### EXERCISE TASK
Look for the word "מעסיק" in the entries below, then copy every line that has it.

________

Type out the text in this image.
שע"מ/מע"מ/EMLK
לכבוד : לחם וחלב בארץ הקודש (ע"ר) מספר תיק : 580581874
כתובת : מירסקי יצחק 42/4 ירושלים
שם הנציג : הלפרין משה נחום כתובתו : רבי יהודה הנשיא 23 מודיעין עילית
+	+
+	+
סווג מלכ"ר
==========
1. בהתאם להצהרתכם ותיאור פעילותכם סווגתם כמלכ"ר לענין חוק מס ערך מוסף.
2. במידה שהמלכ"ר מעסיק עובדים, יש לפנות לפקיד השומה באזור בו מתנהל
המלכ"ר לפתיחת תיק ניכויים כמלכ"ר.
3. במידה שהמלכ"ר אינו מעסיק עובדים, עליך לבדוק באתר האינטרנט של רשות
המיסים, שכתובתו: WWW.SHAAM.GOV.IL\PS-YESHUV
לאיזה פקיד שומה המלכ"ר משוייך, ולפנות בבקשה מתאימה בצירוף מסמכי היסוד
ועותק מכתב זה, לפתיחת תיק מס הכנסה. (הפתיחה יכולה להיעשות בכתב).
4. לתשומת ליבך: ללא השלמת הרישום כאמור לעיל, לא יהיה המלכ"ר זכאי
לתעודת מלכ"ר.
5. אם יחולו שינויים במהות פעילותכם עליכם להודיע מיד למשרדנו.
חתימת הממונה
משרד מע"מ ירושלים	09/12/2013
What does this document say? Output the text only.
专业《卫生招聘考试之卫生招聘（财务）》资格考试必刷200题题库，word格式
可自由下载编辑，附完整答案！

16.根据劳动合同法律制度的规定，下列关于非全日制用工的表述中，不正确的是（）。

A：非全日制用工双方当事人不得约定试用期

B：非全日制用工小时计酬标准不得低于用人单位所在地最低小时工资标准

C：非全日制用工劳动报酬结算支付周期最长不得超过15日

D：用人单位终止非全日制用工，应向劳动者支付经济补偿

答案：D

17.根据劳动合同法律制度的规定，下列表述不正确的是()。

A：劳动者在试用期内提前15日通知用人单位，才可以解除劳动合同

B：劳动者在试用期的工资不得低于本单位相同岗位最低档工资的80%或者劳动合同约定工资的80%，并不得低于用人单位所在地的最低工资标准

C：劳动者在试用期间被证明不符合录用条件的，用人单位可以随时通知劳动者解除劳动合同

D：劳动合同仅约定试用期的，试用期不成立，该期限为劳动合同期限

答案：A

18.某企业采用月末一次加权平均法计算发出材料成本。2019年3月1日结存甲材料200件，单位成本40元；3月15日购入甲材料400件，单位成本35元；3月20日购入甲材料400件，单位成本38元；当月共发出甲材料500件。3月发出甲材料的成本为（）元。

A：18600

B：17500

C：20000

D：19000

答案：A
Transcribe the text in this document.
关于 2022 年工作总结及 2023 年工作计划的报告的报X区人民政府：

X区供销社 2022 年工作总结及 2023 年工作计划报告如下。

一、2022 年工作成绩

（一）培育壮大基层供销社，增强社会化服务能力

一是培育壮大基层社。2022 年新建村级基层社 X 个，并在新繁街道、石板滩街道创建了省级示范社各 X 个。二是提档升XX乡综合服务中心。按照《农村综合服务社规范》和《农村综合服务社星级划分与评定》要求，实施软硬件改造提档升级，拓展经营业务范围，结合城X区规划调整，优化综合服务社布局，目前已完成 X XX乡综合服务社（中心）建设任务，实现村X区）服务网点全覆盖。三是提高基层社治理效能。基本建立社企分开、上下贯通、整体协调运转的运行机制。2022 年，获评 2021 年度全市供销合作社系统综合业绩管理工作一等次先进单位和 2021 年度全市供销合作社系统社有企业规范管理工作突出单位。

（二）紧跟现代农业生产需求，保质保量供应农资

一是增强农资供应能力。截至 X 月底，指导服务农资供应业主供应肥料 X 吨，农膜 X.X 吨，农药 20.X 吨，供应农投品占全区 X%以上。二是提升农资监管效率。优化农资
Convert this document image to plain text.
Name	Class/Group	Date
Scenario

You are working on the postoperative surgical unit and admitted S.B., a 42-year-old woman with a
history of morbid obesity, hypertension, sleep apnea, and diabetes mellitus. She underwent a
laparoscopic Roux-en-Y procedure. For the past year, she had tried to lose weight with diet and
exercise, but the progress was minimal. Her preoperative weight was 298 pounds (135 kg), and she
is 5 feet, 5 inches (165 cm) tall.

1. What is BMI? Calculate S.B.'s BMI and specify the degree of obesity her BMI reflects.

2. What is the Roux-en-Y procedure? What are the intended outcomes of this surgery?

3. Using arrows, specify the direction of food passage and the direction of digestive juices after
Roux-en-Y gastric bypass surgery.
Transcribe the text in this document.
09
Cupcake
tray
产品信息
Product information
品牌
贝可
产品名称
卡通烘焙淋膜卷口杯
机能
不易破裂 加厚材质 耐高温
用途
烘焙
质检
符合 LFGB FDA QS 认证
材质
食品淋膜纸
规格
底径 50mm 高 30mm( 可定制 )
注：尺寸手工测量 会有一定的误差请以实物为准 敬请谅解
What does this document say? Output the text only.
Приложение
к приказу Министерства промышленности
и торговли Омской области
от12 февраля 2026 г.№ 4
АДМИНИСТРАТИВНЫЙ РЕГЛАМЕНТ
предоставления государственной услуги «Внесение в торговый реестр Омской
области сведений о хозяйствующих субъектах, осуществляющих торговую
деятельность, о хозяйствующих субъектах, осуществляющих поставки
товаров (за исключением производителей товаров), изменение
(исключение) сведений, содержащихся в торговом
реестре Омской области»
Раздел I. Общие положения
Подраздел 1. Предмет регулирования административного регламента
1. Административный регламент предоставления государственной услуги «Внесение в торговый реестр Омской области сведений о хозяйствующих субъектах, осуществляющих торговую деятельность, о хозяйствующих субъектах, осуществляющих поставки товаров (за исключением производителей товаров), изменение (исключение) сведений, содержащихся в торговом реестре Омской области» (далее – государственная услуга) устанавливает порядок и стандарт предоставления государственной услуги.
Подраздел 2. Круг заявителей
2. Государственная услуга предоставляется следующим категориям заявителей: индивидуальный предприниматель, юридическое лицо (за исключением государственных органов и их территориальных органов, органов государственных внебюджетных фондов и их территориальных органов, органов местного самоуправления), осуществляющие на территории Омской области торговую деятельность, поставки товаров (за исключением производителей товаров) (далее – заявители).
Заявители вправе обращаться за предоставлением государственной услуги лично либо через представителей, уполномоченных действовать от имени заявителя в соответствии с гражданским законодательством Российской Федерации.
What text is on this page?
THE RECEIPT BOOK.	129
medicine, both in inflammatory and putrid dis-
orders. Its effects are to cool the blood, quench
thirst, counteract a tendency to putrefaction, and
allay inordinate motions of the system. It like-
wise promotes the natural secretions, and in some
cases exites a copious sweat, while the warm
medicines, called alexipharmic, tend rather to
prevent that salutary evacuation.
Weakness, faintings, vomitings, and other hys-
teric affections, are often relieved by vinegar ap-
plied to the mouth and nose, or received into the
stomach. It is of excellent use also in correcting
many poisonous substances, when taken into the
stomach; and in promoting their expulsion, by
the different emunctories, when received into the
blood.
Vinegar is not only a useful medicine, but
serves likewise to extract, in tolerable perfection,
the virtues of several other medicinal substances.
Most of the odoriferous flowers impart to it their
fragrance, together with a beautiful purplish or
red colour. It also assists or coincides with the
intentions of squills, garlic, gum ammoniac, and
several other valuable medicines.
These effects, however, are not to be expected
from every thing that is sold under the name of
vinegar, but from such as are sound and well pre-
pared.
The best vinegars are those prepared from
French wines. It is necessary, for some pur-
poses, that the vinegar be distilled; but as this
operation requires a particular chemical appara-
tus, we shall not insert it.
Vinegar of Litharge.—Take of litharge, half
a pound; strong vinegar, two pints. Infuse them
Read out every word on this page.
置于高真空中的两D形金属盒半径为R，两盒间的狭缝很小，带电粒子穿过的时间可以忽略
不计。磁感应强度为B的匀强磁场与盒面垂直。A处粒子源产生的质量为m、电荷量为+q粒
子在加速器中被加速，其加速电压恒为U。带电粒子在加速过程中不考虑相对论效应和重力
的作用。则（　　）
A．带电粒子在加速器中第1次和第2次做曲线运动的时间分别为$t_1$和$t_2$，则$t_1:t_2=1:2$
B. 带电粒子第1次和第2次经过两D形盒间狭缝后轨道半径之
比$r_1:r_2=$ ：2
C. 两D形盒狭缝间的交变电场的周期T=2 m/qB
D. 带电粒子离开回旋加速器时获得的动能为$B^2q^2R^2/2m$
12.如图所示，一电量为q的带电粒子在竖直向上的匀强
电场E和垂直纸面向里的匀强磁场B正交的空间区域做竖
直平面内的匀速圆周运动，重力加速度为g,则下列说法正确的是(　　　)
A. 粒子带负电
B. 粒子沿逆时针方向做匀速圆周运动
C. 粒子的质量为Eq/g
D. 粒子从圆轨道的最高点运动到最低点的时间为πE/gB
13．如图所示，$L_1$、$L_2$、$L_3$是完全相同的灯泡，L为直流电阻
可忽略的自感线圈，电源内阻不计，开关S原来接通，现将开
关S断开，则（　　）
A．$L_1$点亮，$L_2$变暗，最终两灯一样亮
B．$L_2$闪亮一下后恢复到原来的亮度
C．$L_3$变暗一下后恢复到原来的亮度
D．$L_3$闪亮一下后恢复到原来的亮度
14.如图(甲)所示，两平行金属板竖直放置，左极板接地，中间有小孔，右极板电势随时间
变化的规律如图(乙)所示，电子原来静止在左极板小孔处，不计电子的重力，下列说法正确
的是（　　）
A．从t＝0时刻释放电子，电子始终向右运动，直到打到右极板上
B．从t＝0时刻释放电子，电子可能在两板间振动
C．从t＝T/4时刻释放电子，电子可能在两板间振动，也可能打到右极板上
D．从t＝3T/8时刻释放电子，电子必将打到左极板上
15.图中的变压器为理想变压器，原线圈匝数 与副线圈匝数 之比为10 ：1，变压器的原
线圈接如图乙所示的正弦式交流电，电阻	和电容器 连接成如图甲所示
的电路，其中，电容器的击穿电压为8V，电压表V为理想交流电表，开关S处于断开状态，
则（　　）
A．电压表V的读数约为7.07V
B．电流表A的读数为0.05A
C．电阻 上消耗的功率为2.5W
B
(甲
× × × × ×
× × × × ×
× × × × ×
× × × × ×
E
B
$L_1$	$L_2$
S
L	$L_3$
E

________

### TASK SOLUTION
2. במידה שהמלכ"ר מעסיק עובדים, יש לפנות לפקיד השומה באזור בו מתנהל
3. במידה שהמלכ"ר אינו מעסיק עובדים, עליך לבדוק באתר האינטרנט של רשות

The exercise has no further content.